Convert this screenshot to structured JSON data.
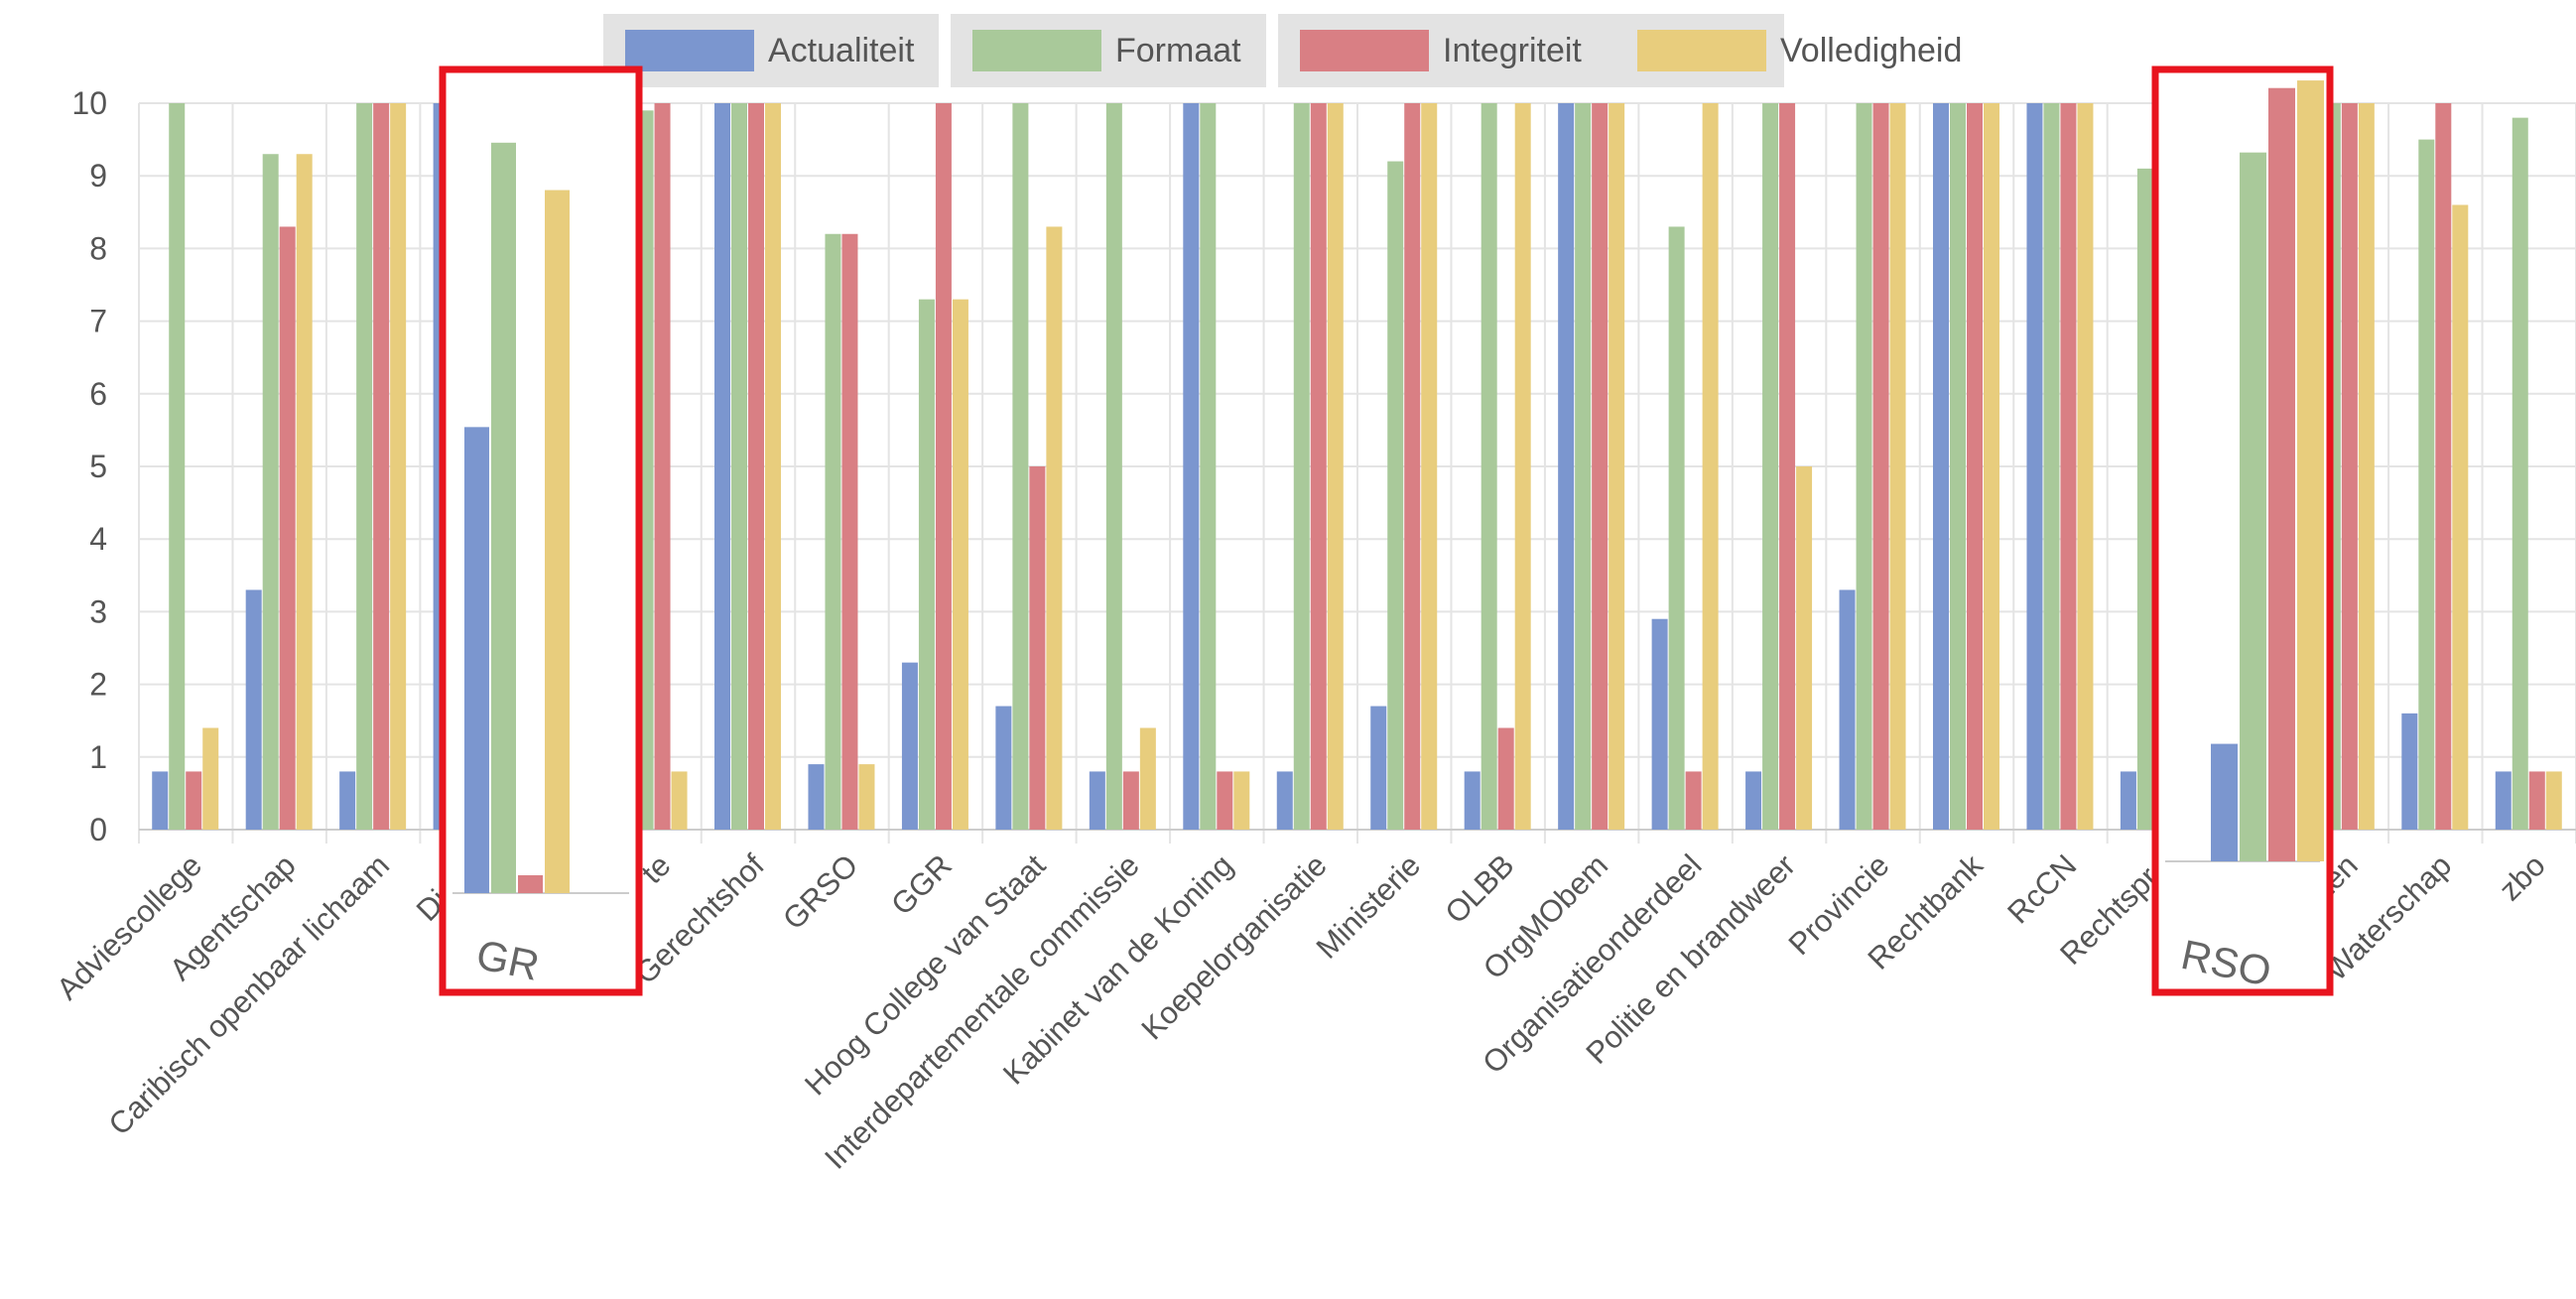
{
  "chart_data": {
    "type": "bar",
    "title": "",
    "xlabel": "",
    "ylabel": "",
    "ylim": [
      0,
      10
    ],
    "yticks": [
      "0",
      "1",
      "2",
      "3",
      "4",
      "5",
      "6",
      "7",
      "8",
      "9",
      "10"
    ],
    "legend_position": "top",
    "grid": true,
    "categories": [
      "Adviescollege",
      "Agentschap",
      "Caribisch openbaar lichaam",
      "Dienst",
      "GR",
      "Gemeente",
      "Gerechtshof",
      "GRSO",
      "GGR",
      "Hoog College van Staat",
      "Interdepartementale commissie",
      "Kabinet van de Koning",
      "Koepelorganisatie",
      "Ministerie",
      "OLBB",
      "OrgMObem",
      "Organisatieonderdeel",
      "Politie en brandweer",
      "Provincie",
      "Rechtbank",
      "RcCN",
      "Rechtspraak",
      "RSO",
      "Staten-Generaal",
      "Waterschap",
      "zbo"
    ],
    "tick_labels": [
      "Adviescollege",
      "Agentschap",
      "Caribisch openbaar lichaam",
      "Diens",
      "",
      "te",
      "Gerechtshof",
      "GRSO",
      "GGR",
      "Hoog College van Staat",
      "Interdepartementale commissie",
      "Kabinet van de Koning",
      "Koepelorganisatie",
      "Ministerie",
      "OLBB",
      "OrgMObem",
      "Organisatieonderdeel",
      "Politie en brandweer",
      "Provincie",
      "Rechtbank",
      "RcCN",
      "Rechtspra",
      "",
      "Staten",
      "Waterschap",
      "zbo"
    ],
    "series": [
      {
        "name": "Actualiteit",
        "color": "#7b96cf",
        "values": [
          0.8,
          3.3,
          0.8,
          10,
          5.9,
          0.8,
          10,
          0.9,
          2.3,
          1.7,
          0.8,
          10,
          0.8,
          1.7,
          0.8,
          10,
          2.9,
          0.8,
          3.3,
          10,
          10,
          0.8,
          1.55,
          10,
          1.6,
          0.8
        ]
      },
      {
        "name": "Formaat",
        "color": "#a9c99a",
        "values": [
          10,
          9.3,
          10,
          10,
          9.5,
          9.9,
          10,
          8.2,
          7.3,
          10,
          10,
          10,
          10,
          9.2,
          10,
          10,
          8.3,
          10,
          10,
          10,
          10,
          9.1,
          9.35,
          10,
          9.5,
          9.8
        ]
      },
      {
        "name": "Integriteit",
        "color": "#d97f84",
        "values": [
          0.8,
          8.3,
          10,
          10,
          0,
          10,
          10,
          8.2,
          10,
          5.0,
          0.8,
          0.8,
          10,
          10,
          1.4,
          10,
          0.8,
          10,
          10,
          10,
          10,
          9.1,
          10.2,
          10,
          10,
          0.8
        ]
      },
      {
        "name": "Volledigheid",
        "color": "#e8cd7d",
        "values": [
          1.4,
          9.3,
          10,
          10,
          8.9,
          0.8,
          10,
          0.9,
          7.3,
          8.3,
          1.4,
          0.8,
          10,
          10,
          10,
          10,
          10,
          5.0,
          10,
          10,
          10,
          9.1,
          10.3,
          10,
          8.6,
          0.8
        ]
      }
    ],
    "insets": [
      {
        "label": "GR",
        "category": "GR"
      },
      {
        "label": "RSO",
        "category": "RSO"
      }
    ]
  }
}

- - - - -

Repeat all of the records verbatim, leaving out the pictures.

Convert this screenshot to structured JSON data.
{
  "chart_data": {
    "type": "bar",
    "title": "",
    "xlabel": "",
    "ylabel": "",
    "ylim": [
      0,
      10
    ],
    "yticks": [
      "0",
      "1",
      "2",
      "3",
      "4",
      "5",
      "6",
      "7",
      "8",
      "9",
      "10"
    ],
    "legend_position": "top",
    "grid": true,
    "categories": [
      "Adviescollege",
      "Agentschap",
      "Caribisch openbaar lichaam",
      "Dienst",
      "GR",
      "Gemeente",
      "Gerechtshof",
      "GRSO",
      "GGR",
      "Hoog College van Staat",
      "Interdepartementale commissie",
      "Kabinet van de Koning",
      "Koepelorganisatie",
      "Ministerie",
      "OLBB",
      "OrgMObem",
      "Organisatieonderdeel",
      "Politie en brandweer",
      "Provincie",
      "Rechtbank",
      "RcCN",
      "Rechtspraak",
      "RSO",
      "Staten-Generaal",
      "Waterschap",
      "zbo"
    ],
    "tick_labels": [
      "Adviescollege",
      "Agentschap",
      "Caribisch openbaar lichaam",
      "Diens",
      "",
      "te",
      "Gerechtshof",
      "GRSO",
      "GGR",
      "Hoog College van Staat",
      "Interdepartementale commissie",
      "Kabinet van de Koning",
      "Koepelorganisatie",
      "Ministerie",
      "OLBB",
      "OrgMObem",
      "Organisatieonderdeel",
      "Politie en brandweer",
      "Provincie",
      "Rechtbank",
      "RcCN",
      "Rechtspra",
      "",
      "Staten",
      "Waterschap",
      "zbo"
    ],
    "series": [
      {
        "name": "Actualiteit",
        "color": "#7b96cf",
        "values": [
          0.8,
          3.3,
          0.8,
          10,
          5.9,
          0.8,
          10,
          0.9,
          2.3,
          1.7,
          0.8,
          10,
          0.8,
          1.7,
          0.8,
          10,
          2.9,
          0.8,
          3.3,
          10,
          10,
          0.8,
          1.55,
          10,
          1.6,
          0.8
        ]
      },
      {
        "name": "Formaat",
        "color": "#a9c99a",
        "values": [
          10,
          9.3,
          10,
          10,
          9.5,
          9.9,
          10,
          8.2,
          7.3,
          10,
          10,
          10,
          10,
          9.2,
          10,
          10,
          8.3,
          10,
          10,
          10,
          10,
          9.1,
          9.35,
          10,
          9.5,
          9.8
        ]
      },
      {
        "name": "Integriteit",
        "color": "#d97f84",
        "values": [
          0.8,
          8.3,
          10,
          10,
          0,
          10,
          10,
          8.2,
          10,
          5.0,
          0.8,
          0.8,
          10,
          10,
          1.4,
          10,
          0.8,
          10,
          10,
          10,
          10,
          9.1,
          10.2,
          10,
          10,
          0.8
        ]
      },
      {
        "name": "Volledigheid",
        "color": "#e8cd7d",
        "values": [
          1.4,
          9.3,
          10,
          10,
          8.9,
          0.8,
          10,
          0.9,
          7.3,
          8.3,
          1.4,
          0.8,
          10,
          10,
          10,
          10,
          10,
          5.0,
          10,
          10,
          10,
          9.1,
          10.3,
          10,
          8.6,
          0.8
        ]
      }
    ],
    "insets": [
      {
        "label": "GR",
        "category": "GR"
      },
      {
        "label": "RSO",
        "category": "RSO"
      }
    ]
  }
}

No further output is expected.